Traders may want to keep an eye on the attitudes of millennials when it comes to owning versus renting, which could influence the Direxion Daily Homebuilders and Supplies Bull 3X Shares (NYSEArca: NAIL).
So far, renting appears to be the preference as apartment demand in the second quarter of 2019 increased by 11% compared to a year ago. This pushed rents up an average of 3% nationally to $1,390 per month, according to RealPage, a real estate software and analytics company.
“Demand is proving especially strong in this year’s primary leasing season,” said RealPage’s chief economist, Greg Willett. “Solid economic growth is encouraging new household formation, and rentals are capturing a sizable share of the resulting housing demand. At the same time, loss of existing renters to home purchase remains limited relative to historical levels.”
82% of renters say it is the more affordable option compared to owning a home based on a survey from Freddie Mac.
“Affordability remains the essential factor when it comes to determining whether to rent or purchase a home, and the cost of housing is having a significant impact on households of every age, size and location,” said David Brickman, president and CEO of Freddie Mac. “For millennials and many Gen Xers, buying a home is no longer just a decision based on housing and housing costs—increasing pressure from student loans and the rising cost of child care are having a significant impact.”
Summer has arrived and that could mean a boost in real estate activity as prospective buyers, especially parents, look for homes ahead of the start of the new school year in the fall. A rise would be a welcome sign given that home prices have been on a downward slide for the last 13 months, but that could all change soon.

■ EXERCISE DIRECTIONS ■
Can you pick up the article on millennials' renting versus buying and carry it on from its final sentence?

■ DATA SECTION ■
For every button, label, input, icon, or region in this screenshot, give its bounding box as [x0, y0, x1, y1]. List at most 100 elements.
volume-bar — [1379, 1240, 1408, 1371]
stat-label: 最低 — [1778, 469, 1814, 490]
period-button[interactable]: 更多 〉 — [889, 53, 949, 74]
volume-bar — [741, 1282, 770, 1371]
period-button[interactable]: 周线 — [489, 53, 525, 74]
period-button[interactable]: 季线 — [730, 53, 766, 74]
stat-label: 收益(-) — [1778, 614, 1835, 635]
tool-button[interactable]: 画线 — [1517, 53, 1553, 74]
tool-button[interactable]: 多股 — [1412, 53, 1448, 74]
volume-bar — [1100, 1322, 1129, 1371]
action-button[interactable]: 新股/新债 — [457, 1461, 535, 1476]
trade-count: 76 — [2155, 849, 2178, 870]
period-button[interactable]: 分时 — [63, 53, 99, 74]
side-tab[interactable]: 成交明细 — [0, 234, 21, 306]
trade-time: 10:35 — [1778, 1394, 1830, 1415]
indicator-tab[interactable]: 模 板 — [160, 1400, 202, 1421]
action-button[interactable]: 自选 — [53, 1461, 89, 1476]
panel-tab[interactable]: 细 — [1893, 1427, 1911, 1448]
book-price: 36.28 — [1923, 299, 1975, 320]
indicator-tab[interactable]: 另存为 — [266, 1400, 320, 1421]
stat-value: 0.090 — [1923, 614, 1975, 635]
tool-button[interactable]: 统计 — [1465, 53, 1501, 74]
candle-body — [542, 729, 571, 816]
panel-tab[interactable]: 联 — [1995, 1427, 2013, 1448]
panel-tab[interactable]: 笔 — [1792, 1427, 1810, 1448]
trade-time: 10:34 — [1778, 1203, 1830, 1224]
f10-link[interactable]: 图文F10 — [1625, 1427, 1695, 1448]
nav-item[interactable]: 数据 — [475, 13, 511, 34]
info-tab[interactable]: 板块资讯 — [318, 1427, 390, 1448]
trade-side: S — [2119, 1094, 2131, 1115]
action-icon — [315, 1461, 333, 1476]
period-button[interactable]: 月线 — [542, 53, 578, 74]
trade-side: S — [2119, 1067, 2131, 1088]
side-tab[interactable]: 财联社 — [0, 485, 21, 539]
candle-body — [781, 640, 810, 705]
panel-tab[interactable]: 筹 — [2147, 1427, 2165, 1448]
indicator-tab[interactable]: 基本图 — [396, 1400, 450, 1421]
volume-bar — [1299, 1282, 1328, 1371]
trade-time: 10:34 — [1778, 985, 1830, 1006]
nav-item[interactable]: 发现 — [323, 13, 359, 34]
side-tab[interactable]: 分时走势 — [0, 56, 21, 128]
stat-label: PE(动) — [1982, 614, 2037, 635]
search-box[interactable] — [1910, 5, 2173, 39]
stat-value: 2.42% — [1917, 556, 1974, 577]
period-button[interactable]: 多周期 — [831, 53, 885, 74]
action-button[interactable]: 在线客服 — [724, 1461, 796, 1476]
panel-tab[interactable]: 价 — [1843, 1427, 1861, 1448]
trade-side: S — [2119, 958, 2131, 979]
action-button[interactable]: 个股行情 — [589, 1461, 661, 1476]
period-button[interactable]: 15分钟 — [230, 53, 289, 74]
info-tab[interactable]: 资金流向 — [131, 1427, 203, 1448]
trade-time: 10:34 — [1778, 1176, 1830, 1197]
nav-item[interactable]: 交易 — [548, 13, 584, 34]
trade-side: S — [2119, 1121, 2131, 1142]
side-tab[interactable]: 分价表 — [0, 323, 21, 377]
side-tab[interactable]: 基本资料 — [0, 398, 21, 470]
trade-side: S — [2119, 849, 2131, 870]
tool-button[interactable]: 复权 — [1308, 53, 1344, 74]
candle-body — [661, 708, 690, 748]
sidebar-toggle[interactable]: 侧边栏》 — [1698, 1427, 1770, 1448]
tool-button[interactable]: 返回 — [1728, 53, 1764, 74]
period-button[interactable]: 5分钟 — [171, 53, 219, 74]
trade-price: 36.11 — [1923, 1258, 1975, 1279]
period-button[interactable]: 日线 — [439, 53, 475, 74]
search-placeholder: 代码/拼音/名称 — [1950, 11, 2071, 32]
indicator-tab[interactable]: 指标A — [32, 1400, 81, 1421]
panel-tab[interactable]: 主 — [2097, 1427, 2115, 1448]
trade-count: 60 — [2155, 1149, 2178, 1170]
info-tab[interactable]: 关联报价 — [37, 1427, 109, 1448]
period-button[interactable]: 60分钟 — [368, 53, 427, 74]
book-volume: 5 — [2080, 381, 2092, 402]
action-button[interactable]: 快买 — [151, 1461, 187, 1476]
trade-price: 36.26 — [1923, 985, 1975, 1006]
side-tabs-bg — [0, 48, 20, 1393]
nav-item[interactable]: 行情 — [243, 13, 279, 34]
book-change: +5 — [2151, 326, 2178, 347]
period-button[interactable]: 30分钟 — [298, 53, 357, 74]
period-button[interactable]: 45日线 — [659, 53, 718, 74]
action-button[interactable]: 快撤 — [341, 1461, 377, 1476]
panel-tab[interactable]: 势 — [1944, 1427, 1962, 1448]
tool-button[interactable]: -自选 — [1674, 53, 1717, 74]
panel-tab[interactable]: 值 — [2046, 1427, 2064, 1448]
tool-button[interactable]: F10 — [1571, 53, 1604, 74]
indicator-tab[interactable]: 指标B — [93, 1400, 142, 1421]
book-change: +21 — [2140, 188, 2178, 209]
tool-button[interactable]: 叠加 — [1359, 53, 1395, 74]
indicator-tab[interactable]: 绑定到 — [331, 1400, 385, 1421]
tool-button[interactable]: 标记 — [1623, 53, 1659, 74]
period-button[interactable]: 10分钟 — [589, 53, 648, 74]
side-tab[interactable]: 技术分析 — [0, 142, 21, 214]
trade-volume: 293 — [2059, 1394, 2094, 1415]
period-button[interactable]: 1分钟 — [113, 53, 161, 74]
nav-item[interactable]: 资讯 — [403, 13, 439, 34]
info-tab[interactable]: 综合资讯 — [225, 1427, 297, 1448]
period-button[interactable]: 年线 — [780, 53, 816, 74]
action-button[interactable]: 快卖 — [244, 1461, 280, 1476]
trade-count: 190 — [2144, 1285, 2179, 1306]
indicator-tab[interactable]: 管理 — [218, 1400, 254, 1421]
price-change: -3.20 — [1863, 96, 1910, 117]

■ REPLY TO THE TASK ■
“According to the latest S&P CoreLogic Case-Shiller National Home Price Index, home prices in the United States grew by 3.5% in April,” wrote Ralph McLaughlin, Deputy Chief Economist at real estate data company CoreLogic. “This is the 13th consecutive month of slowing home-price growth, which is now at its lowest level of growth since September 2012. However, there are signs the streak may not last, as half of the 20-cities have reversed course and witnessed a quickening of price increases in April.”
A confluence of rising interest rates and low affordability have made the housing market a challenging space in 2018, but that could all be changing with the NAHB/Wells Fargo Housing Market Index holding steady.
To start 2019, contracts to buy existing homes rose 4.6% in January versus December, according to a monthly survey from the National Association of Realtors (NAR). However, contracts were still 2.3% lower versus a year ago, which makes it thirteenth straight months of declines annually.
Furthermore, the central bank has been sounding increasingly dovish as of late, which could mean that less rate hikes than anticipated for 2019 and even possible cuts–something that could give additional help to a sector that is in need of a much-needed boost.